**Task**
Can you retype every record below exactly as written?

_ _ _ _ _

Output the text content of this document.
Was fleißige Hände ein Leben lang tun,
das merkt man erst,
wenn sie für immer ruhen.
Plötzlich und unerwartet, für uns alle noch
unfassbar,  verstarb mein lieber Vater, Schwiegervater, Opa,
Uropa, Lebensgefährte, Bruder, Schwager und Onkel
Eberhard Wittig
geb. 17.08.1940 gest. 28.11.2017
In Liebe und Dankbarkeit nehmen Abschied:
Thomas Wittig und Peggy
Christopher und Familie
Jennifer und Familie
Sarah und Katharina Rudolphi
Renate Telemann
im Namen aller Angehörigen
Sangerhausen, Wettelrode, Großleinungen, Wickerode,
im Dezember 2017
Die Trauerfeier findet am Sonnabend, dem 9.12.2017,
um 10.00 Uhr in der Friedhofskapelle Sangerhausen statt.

_ _ _ _ _

**Solution to the exercise**
Output the text content of this document.
Was fleißige Hände ein Leben lang tun,
das merkt man erst,
wenn sie für immer ruhen.
Plötzlich und unerwartet, für uns alle noch
unfassbar,  verstarb mein lieber Vater, Schwiegervater, Opa,
Uropa, Lebensgefährte, Bruder, Schwager und Onkel
Eberhard Wittig
geb. 17.08.1940 gest. 28.11.2017
In Liebe und Dankbarkeit nehmen Abschied:
Thomas Wittig und Peggy
Christopher und Familie
Jennifer und Familie
Sarah und Katharina Rudolphi
Renate Telemann
im Namen aller Angehörigen
Sangerhausen, Wettelrode, Großleinungen, Wickerode,
im Dezember 2017
Die Trauerfeier findet am Sonnabend, dem 9.12.2017,
um 10.00 Uhr in der Friedhofskapelle Sangerhausen statt.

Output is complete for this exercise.